## BEGIN Provided data
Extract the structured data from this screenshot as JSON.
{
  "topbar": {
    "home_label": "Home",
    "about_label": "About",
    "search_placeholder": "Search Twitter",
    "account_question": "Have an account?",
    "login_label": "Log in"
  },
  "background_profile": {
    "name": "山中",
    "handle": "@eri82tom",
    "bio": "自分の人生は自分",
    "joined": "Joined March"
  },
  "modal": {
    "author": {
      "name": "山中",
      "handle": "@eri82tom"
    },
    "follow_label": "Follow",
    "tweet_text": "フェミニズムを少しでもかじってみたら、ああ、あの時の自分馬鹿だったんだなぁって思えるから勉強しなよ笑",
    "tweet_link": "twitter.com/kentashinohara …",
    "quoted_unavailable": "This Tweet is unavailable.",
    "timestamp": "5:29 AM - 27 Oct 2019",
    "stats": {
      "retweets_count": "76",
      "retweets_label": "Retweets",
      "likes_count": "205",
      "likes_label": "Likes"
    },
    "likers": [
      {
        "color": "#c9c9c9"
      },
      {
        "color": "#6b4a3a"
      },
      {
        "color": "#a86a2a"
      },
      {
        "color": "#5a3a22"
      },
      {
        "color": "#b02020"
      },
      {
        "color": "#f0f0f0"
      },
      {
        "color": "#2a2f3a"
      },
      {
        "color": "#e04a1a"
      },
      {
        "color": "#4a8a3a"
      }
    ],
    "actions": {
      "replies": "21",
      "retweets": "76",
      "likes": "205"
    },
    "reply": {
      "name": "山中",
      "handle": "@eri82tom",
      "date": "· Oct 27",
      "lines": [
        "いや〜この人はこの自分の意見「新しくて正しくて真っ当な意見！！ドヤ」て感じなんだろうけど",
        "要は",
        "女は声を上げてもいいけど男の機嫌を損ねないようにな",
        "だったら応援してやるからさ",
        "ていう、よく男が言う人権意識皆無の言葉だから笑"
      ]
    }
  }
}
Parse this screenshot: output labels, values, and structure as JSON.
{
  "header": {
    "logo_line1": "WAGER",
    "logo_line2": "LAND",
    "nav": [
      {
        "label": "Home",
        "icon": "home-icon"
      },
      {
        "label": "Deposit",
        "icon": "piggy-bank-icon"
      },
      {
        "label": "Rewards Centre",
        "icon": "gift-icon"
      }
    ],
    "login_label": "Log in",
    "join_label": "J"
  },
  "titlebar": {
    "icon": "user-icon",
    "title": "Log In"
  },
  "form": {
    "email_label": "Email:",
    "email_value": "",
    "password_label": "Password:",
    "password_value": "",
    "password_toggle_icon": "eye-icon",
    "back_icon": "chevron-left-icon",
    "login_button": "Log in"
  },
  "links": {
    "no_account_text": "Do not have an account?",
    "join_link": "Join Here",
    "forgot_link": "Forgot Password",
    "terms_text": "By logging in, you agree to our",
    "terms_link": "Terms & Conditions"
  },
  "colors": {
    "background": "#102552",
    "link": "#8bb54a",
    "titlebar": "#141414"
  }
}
## END Provided data
From the material given, work out how many lines hold the string "handle"; state that number and nothing further.

3